=== Short problem ===
Wherever the string "altered" appears, copy the whole line.
:: Records for the task
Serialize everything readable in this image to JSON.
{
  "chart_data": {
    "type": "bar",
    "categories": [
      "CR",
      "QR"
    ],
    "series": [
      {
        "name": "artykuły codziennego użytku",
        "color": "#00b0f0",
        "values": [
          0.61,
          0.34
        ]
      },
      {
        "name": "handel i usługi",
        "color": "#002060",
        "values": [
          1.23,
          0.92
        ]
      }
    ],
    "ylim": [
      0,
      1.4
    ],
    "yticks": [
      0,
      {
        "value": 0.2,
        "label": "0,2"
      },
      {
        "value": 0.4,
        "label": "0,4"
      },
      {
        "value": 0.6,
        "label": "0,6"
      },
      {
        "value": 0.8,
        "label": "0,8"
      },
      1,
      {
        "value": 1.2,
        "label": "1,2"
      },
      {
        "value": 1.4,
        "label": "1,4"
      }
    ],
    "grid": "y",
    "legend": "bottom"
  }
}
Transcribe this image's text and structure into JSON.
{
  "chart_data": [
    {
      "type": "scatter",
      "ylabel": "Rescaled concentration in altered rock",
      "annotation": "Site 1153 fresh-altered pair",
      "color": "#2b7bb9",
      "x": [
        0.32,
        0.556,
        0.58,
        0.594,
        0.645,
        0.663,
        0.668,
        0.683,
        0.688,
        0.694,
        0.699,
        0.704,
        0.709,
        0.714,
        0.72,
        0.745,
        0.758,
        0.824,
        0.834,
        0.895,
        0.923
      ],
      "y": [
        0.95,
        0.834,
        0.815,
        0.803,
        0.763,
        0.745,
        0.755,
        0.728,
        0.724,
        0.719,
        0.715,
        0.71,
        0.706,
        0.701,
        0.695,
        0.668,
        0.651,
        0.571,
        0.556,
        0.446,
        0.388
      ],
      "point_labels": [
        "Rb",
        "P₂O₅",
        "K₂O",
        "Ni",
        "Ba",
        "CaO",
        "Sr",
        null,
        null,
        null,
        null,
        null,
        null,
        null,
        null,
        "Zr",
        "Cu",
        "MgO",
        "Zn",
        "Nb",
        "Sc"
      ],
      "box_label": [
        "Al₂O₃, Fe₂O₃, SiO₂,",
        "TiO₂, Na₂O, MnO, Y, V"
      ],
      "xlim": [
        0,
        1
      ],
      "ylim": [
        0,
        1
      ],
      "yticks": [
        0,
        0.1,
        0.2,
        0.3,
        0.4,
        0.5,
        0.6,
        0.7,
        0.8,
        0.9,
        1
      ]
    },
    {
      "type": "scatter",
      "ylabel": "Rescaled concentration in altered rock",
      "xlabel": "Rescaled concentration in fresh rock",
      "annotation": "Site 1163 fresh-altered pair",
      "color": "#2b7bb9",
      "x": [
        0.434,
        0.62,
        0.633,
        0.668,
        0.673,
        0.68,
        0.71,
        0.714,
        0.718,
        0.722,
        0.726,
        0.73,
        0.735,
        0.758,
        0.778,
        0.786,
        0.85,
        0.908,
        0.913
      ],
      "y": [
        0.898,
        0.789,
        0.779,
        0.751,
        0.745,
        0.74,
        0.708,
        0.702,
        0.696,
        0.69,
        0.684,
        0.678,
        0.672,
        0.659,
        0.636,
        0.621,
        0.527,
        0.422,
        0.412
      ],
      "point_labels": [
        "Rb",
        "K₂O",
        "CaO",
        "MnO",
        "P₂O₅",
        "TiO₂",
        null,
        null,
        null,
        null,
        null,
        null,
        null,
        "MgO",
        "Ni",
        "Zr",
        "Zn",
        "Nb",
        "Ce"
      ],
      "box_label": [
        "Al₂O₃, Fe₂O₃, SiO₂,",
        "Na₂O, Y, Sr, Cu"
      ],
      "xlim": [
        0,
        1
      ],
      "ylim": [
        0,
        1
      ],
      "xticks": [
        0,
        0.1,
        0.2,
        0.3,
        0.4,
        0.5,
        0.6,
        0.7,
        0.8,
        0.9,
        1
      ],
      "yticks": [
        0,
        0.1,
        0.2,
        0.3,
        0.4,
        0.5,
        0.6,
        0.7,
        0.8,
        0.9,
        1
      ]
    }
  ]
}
::::
=== Result of the task ===
      "ylabel": "Rescaled concentration in altered rock",
      "annotation": "Site 1153 fresh-altered pair",
      "ylabel": "Rescaled concentration in altered rock",
      "annotation": "Site 1163 fresh-altered pair",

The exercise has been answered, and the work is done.